Extracted material:
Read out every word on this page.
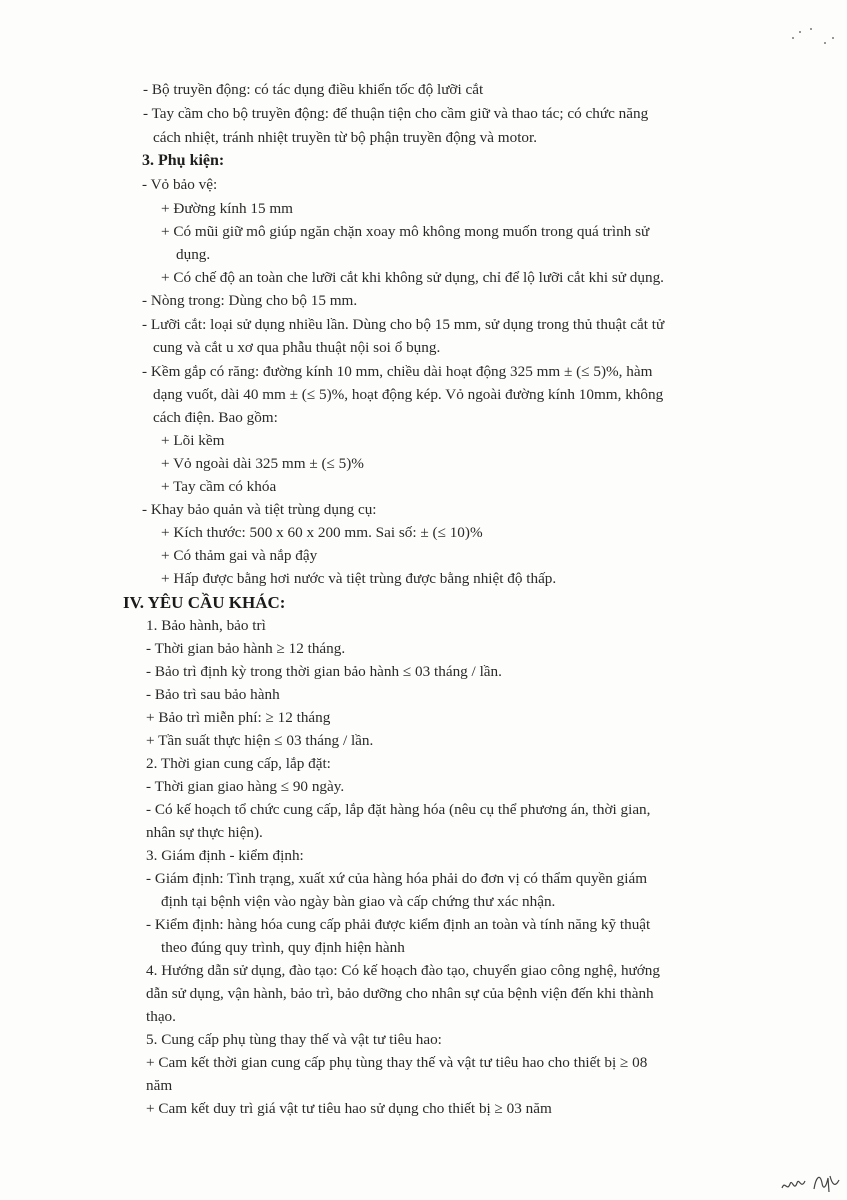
- Bộ truyền động: có tác dụng điều khiển tốc độ lưỡi cắt
- Tay cầm cho bộ truyền động: để thuận tiện cho cầm giữ và thao tác; có chức năng
cách nhiệt, tránh nhiệt truyền từ bộ phận truyền động và motor.
3. Phụ kiện:
- Vỏ bảo vệ:
+ Đường kính 15 mm
+ Có mũi giữ mô giúp ngăn chặn xoay mô không mong muốn trong quá trình sử
dụng.
+ Có chế độ an toàn che lưỡi cắt khi không sử dụng, chỉ để lộ lưỡi cắt khi sử dụng.
- Nòng trong: Dùng cho bộ 15 mm.
- Lưỡi cắt: loại sử dụng nhiều lần. Dùng cho bộ 15 mm, sử dụng trong thủ thuật cắt tử
cung và cắt u xơ qua phẫu thuật nội soi ổ bụng.
- Kềm gắp có răng: đường kính 10 mm, chiều dài hoạt động 325 mm ± (≤ 5)%, hàm
dạng vuốt, dài 40 mm ± (≤ 5)%, hoạt động kép. Vỏ ngoài đường kính 10mm, không
cách điện. Bao gồm:
+ Lõi kềm
+ Vỏ ngoài dài 325 mm ± (≤ 5)%
+ Tay cầm có khóa
- Khay bảo quản và tiệt trùng dụng cụ:
+ Kích thước: 500 x 60 x 200 mm. Sai số: ± (≤ 10)%
+ Có thảm gai và nắp đậy
+ Hấp được bằng hơi nước và tiệt trùng được bằng nhiệt độ thấp.
IV. YÊU CẦU KHÁC:
1. Bảo hành, bảo trì
- Thời gian bảo hành ≥ 12 tháng.
- Bảo trì định kỳ trong thời gian bảo hành ≤ 03 tháng / lần.
- Bảo trì sau bảo hành
+ Bảo trì miễn phí: ≥ 12 tháng
+ Tần suất thực hiện ≤ 03 tháng / lần.
2. Thời gian cung cấp, lắp đặt:
- Thời gian giao hàng ≤ 90 ngày.
- Có kế hoạch tổ chức cung cấp, lắp đặt hàng hóa (nêu cụ thể phương án, thời gian,
nhân sự thực hiện).
3. Giám định - kiểm định:
- Giám định: Tình trạng, xuất xứ của hàng hóa phải do đơn vị có thẩm quyền giám
định tại bệnh viện vào ngày bàn giao và cấp chứng thư xác nhận.
- Kiểm định: hàng hóa cung cấp phải được kiểm định an toàn và tính năng kỹ thuật
theo đúng quy trình, quy định hiện hành
4. Hướng dẫn sử dụng, đào tạo: Có kế hoạch đào tạo, chuyển giao công nghệ, hướng
dẫn sử dụng, vận hành, bảo trì, bảo dưỡng cho nhân sự của bệnh viện đến khi thành
thạo.
5. Cung cấp phụ tùng thay thế và vật tư tiêu hao:
+ Cam kết thời gian cung cấp phụ tùng thay thế và vật tư tiêu hao cho thiết bị ≥ 08
năm
+ Cam kết duy trì giá vật tư tiêu hao sử dụng cho thiết bị ≥ 03 năm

Task details:
Filter out every line that lacks the word "hoạch", and copy the rest.

Correct response:
- Có kế hoạch tổ chức cung cấp, lắp đặt hàng hóa (nêu cụ thể phương án, thời gian,
4. Hướng dẫn sử dụng, đào tạo: Có kế hoạch đào tạo, chuyển giao công nghệ, hướng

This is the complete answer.